[Testo di partenza]
Sant’Agnello, morte di Giosuè Sorrentino. Il Gip riapre l’inchiesta

Penisola sorrentina. Si riapre il caso sulla morte di Giosuè Sorrentino, il marittimo di 35 anni di Sant’Agnello trovato privo di vita il 24 aprile 2016 sulla petroliera Bianca Amoretti mentre era ancorata in rada a Venezia. Una nuova consulenza medico-legale è stata disposta dal Gip del Tribunale del capoluogo veneto su una vicenda inizialmente archiviata come suicidio. Nessuna archiviazione, per ora. Sarà quindi un super-consulente a dover fare chiarezza sulla morte di Giosuè Sorrentino.

Per la Procura, si tratta di suicidio: Sorrentino fu scoperto nei pressi di una fresa, con una ferita al collo probabilmente fatale. Mentre i familiari della vittima sono convinti che sia un omicidio. Ieri il giudice delle indagini preliminari del Tribunale di Venezia, Luca Marini, con propria ordinanza, ha disposto un’ulteriore perizia medico legale conferendo l’incarico al medico legale Valentina Meneghini. Il giudice conferirà l’incarico al medico legale martedì prossimo e in questa sede si chiariranno i contorni della perizia che il gip intende avere sul tavolo nelle prossime settimane quando dovrà decidere se archiviare l’indagine o predisporre – come chiedono i legali della famiglia Sorrentino, gli avvocati Antonio Cirillo e Luigia Ruggiero – l’imputazione coatta per omicidio in concorso di tutto l’equipaggio.

Una serie di circostanze da chiarire, quindi, per cui il Gip di Venezia ho riaperto le indagini, per verificare se ci siano dubbi sulla morte di Giosuè Sorrentino e stabilire una volta per tutte le cause del suo decesso. Non si esclude anche la necessità di riesumare la salma nel caso i risultati dell’autopsia eseguita cinque anni fa non venissero ritenuti attendibili.
[/Testo di partenza]
[Righe estratte]
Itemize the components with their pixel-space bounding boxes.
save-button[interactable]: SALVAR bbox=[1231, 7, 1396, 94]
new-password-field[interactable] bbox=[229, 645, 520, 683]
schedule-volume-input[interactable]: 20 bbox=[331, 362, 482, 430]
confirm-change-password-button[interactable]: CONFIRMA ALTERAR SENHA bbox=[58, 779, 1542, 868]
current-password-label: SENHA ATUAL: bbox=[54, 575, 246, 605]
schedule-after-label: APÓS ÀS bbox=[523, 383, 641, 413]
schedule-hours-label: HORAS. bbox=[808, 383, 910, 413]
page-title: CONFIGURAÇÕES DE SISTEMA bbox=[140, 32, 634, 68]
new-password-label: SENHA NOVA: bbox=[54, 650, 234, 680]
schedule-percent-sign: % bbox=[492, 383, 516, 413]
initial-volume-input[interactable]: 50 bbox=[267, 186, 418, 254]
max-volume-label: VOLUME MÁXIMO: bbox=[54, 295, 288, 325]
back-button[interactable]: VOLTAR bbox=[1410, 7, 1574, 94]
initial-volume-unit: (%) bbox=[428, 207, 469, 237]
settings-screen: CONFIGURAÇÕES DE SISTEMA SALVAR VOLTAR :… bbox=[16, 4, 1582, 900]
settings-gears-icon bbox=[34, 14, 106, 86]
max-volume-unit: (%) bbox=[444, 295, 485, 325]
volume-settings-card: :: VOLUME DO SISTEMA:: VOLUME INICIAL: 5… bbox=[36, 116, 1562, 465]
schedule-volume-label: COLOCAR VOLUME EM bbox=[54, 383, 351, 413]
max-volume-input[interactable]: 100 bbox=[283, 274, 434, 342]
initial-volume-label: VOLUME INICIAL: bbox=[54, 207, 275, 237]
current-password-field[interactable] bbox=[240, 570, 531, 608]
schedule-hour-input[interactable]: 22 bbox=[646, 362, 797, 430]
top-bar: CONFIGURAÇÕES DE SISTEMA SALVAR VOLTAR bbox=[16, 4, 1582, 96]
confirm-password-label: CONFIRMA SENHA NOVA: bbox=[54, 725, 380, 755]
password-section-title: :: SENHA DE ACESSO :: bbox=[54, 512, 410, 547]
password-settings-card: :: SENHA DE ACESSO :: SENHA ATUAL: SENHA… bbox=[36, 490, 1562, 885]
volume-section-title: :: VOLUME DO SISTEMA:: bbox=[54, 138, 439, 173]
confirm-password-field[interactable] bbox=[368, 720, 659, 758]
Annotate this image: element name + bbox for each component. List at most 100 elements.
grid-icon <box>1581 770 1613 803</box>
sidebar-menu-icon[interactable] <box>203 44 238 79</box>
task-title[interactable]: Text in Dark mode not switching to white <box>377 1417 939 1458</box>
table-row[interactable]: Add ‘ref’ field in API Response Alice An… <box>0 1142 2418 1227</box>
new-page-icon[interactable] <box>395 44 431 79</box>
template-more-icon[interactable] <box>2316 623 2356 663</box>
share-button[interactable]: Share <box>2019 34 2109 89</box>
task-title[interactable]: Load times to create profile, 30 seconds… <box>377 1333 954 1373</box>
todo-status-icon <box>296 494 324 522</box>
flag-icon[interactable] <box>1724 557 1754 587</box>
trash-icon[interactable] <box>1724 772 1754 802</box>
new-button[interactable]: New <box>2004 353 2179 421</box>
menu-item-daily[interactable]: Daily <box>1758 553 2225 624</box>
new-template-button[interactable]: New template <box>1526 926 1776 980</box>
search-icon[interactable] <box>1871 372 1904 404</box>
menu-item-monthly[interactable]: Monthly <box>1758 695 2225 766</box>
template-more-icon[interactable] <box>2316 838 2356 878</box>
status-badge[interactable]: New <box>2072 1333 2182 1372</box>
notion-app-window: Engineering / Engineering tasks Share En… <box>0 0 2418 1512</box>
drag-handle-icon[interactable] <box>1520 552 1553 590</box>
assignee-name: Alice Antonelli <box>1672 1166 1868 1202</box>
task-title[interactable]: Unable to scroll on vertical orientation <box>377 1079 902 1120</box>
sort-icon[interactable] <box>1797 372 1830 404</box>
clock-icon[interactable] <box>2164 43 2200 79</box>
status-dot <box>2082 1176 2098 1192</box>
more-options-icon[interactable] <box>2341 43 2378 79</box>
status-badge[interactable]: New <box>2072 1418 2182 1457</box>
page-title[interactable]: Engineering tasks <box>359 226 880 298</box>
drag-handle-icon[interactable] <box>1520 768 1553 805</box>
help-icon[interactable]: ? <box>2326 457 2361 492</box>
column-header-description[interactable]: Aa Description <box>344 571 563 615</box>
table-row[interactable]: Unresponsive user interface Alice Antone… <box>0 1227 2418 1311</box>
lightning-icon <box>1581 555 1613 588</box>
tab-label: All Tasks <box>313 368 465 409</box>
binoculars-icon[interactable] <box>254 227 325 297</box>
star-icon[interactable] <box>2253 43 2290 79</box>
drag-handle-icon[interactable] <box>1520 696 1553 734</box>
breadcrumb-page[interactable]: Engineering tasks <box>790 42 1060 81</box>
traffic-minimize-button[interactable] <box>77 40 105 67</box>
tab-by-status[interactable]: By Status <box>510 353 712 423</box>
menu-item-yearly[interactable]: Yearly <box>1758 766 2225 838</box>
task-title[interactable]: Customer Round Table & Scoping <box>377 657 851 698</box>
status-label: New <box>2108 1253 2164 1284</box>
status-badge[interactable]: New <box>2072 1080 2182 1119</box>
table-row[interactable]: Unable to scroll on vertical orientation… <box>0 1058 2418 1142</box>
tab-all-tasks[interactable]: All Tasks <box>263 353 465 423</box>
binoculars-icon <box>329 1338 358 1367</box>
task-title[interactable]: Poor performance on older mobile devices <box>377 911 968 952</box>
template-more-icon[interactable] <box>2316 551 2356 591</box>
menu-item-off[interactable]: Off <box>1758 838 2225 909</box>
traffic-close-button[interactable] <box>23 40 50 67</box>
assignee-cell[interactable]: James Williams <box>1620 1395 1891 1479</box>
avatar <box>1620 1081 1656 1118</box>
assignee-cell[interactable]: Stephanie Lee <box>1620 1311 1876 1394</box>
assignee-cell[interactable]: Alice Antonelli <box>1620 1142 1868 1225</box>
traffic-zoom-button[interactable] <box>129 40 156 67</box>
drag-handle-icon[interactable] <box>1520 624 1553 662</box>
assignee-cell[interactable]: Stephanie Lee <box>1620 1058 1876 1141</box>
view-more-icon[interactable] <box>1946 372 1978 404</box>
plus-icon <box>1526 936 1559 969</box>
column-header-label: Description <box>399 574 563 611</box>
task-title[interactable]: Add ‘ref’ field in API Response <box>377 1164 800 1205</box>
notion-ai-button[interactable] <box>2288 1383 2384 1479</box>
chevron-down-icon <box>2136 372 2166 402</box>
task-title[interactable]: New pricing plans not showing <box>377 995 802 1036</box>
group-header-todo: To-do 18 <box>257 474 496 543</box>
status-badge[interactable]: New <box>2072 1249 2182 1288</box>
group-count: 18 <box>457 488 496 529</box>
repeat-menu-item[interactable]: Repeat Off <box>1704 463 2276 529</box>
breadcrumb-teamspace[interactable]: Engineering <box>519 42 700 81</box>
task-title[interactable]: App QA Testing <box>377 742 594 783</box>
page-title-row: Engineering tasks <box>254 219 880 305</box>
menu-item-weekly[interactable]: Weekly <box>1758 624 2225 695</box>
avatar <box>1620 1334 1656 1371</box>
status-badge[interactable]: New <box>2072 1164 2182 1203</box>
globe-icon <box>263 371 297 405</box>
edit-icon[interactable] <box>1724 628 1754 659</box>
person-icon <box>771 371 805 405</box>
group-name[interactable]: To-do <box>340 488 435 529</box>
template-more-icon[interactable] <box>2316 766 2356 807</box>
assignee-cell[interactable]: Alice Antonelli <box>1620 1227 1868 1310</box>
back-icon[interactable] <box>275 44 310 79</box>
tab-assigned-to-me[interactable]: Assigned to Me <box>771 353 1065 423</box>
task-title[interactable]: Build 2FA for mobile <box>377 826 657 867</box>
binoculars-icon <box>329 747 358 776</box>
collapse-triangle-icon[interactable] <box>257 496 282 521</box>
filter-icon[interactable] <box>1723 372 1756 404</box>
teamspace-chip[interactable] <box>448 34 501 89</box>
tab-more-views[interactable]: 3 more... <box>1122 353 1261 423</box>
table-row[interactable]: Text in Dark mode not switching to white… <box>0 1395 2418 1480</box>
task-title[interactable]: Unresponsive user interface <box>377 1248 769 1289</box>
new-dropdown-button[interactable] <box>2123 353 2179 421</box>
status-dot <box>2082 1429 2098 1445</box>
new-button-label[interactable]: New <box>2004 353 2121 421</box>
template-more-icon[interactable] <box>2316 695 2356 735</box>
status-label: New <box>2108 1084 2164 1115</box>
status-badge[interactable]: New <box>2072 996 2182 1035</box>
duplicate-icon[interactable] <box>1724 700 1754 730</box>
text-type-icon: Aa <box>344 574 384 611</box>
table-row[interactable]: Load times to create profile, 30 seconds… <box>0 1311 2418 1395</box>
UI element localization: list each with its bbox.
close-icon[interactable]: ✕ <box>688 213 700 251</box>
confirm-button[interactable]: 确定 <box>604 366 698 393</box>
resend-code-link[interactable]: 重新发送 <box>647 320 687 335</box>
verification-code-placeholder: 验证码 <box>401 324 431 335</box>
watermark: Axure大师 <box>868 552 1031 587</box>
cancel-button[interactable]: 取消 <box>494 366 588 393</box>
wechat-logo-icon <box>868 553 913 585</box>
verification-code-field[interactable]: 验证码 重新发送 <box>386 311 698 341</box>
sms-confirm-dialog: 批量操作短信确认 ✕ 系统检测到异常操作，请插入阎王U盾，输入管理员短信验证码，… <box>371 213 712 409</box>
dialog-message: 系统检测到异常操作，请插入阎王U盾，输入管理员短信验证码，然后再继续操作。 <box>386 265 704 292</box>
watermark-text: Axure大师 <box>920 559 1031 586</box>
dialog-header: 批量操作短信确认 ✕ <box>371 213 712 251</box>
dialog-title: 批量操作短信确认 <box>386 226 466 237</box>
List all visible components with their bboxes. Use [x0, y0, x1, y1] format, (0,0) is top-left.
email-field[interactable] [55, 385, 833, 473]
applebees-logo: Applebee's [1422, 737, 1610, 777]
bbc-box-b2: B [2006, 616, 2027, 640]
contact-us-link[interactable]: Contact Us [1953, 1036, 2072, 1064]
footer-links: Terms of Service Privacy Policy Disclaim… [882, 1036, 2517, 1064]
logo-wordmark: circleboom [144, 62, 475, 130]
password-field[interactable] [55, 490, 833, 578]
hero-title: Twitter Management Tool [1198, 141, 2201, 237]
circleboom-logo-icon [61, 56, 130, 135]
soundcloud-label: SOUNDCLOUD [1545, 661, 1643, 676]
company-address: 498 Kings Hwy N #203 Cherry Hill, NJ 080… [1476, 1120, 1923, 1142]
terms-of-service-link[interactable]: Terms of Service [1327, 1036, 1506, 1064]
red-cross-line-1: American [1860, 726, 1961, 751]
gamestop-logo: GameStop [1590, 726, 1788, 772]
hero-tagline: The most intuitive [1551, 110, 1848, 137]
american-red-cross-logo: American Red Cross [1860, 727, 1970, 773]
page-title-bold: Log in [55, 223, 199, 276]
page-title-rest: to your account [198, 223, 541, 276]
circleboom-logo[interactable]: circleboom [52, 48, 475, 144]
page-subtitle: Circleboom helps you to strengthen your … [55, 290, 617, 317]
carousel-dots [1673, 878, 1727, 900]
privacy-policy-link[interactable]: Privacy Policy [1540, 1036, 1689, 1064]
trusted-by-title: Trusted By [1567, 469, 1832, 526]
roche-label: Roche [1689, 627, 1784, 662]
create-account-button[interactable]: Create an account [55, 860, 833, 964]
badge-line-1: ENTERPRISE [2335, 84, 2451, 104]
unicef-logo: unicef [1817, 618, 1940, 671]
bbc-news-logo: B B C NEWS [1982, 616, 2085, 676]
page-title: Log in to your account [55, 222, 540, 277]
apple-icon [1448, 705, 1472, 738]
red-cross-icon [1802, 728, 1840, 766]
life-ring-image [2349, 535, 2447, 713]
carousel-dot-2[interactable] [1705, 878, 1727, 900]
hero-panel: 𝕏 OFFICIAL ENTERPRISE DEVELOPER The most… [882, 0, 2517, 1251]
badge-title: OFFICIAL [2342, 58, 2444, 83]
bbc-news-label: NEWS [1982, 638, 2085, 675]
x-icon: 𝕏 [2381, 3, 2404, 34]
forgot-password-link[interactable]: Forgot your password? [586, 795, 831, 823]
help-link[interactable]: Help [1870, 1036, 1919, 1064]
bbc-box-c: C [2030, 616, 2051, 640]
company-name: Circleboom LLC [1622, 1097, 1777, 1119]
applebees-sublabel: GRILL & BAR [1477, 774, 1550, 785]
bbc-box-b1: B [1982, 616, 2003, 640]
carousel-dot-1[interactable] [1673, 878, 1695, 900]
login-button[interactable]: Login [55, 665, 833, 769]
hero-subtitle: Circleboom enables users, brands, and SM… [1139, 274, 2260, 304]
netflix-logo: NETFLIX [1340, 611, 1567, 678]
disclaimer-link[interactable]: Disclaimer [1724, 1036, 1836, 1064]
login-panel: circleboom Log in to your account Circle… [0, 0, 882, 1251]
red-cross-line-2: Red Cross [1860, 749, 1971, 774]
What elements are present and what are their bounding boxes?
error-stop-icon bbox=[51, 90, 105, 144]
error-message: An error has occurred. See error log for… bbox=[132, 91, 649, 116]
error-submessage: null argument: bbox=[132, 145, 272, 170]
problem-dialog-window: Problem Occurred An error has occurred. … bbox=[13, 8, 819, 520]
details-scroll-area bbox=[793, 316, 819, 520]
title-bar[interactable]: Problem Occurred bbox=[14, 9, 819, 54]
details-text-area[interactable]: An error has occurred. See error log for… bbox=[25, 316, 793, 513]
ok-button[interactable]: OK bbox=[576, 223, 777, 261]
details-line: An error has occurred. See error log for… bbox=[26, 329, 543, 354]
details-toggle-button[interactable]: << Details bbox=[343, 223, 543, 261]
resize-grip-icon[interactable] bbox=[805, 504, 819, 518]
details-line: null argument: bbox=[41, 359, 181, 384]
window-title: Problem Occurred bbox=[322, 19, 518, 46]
[/Righe estratte]
- Prova tu
Rispondi a queste domande sull'articolo sulla morte di Giosuè Sorrentino:
(a) Su quale petroliera fu trovato privo di vita Giosuè Sorrentino?
(b) A quale medico legale il gip ha conferito l'incarico della nuova perizia?
(c) Quanti anni prima era stata eseguita l'autopsia?
Le righe non servono a questo esercizio.

- Risposta all'esercizio
(a) Sulla petroliera Bianca Amoretti.
(b) A Valentina Meneghini.
(c) Cinque anni prima.